Task prompt
Where a line in the listing below contains the word "type", copy that line.

Data for processing
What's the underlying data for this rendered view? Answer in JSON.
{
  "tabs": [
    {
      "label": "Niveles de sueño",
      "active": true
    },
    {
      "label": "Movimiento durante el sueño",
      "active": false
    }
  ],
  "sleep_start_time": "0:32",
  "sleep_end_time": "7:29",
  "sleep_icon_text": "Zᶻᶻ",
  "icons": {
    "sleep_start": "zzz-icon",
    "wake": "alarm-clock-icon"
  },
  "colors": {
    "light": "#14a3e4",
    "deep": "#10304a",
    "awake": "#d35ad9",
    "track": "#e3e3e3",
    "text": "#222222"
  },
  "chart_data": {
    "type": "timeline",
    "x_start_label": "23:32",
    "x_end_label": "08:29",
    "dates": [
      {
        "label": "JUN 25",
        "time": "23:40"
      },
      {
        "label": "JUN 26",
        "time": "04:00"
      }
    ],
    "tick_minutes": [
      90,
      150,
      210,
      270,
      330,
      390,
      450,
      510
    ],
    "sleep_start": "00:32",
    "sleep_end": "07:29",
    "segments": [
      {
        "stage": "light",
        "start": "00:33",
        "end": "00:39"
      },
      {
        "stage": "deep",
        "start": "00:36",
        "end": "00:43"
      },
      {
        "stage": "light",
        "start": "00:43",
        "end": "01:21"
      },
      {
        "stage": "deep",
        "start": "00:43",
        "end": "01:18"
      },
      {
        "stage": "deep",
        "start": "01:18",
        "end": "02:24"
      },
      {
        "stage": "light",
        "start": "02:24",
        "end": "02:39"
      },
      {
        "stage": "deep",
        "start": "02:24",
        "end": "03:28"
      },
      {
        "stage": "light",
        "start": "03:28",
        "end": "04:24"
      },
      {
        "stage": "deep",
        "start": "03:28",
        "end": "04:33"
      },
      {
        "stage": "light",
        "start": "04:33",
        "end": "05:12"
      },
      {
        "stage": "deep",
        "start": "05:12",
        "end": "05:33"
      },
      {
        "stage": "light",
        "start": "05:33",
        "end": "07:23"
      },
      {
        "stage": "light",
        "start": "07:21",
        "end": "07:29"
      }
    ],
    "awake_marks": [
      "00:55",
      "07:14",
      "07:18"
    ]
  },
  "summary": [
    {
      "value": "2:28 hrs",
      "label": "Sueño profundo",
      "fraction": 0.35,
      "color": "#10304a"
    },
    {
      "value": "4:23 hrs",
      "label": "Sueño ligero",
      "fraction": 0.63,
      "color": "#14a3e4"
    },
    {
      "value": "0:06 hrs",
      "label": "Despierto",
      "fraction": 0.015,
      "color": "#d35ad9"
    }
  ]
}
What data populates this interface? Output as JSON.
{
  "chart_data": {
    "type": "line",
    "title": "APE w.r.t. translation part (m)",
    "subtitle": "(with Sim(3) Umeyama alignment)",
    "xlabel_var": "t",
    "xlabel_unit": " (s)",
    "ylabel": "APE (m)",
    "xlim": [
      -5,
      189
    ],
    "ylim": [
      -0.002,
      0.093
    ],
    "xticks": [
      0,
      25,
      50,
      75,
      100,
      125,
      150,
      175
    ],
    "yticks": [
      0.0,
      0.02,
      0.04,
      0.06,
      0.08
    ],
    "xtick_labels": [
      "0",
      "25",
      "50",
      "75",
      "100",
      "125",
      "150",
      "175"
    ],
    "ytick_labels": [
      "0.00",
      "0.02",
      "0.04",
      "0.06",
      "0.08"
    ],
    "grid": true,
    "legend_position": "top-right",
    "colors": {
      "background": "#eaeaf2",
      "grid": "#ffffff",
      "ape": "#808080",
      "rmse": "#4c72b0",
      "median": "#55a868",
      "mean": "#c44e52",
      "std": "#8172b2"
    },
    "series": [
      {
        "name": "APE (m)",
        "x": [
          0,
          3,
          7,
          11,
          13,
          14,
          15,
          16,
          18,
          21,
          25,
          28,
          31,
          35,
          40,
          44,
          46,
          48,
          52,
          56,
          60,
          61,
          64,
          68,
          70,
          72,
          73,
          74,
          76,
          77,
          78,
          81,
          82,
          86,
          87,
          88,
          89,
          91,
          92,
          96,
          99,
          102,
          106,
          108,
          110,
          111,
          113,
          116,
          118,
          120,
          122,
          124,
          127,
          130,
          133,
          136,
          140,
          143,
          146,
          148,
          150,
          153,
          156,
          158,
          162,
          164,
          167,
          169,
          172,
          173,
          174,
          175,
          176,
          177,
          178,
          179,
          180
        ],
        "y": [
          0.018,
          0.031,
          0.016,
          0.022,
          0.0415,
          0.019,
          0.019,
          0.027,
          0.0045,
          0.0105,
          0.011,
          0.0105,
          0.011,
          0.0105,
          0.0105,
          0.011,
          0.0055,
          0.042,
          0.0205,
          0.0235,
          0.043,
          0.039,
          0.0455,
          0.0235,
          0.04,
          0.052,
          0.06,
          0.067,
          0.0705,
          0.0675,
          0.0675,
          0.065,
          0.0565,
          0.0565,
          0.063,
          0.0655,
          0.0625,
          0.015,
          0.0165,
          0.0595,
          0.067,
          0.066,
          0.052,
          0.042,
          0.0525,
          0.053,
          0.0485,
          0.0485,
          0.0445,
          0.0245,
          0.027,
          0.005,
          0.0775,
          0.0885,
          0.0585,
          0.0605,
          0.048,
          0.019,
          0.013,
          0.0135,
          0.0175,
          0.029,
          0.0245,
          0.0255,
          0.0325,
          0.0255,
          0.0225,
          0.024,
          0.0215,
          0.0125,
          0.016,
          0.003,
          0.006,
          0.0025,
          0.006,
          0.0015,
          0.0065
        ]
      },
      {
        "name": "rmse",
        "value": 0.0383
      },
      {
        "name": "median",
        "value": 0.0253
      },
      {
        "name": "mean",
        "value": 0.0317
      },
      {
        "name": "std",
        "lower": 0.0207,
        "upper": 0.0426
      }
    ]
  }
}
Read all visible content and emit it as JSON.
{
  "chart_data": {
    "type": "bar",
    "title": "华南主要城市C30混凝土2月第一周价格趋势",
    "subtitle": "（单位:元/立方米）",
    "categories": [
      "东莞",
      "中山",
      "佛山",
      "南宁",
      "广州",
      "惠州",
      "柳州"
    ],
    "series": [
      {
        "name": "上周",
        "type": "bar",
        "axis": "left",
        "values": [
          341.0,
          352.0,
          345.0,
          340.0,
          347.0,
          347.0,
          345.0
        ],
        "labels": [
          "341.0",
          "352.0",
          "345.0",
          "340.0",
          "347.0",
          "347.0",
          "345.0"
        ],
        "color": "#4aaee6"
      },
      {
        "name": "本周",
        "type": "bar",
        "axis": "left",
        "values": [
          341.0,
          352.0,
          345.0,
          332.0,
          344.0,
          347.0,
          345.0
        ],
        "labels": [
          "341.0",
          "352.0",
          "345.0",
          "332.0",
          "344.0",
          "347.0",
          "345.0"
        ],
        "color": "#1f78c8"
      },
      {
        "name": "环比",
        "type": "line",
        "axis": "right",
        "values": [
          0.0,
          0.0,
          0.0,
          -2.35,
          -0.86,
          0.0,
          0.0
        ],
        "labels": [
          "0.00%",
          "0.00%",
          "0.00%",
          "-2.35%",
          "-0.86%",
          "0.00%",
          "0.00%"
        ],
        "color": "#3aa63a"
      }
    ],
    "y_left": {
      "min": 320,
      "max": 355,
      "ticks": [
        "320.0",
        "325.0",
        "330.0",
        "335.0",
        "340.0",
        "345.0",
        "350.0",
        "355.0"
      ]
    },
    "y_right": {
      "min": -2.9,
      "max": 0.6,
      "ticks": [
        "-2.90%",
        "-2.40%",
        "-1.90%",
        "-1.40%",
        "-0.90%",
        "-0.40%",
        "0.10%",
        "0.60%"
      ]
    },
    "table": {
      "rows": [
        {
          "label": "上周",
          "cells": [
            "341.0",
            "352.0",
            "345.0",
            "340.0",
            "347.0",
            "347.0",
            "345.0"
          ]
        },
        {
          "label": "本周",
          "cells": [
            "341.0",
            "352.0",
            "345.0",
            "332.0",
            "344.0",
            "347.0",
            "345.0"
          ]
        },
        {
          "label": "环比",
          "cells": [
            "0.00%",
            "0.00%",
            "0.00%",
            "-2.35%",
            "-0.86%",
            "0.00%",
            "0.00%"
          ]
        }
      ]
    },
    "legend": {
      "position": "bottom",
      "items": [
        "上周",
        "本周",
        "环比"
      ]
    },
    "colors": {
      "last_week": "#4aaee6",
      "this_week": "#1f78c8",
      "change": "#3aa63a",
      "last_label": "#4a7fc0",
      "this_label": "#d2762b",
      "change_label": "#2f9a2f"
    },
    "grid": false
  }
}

Response below
    "type": "timeline",
    "type": "line",
    "type": "bar",
        "type": "bar",
        "type": "bar",
        "type": "line",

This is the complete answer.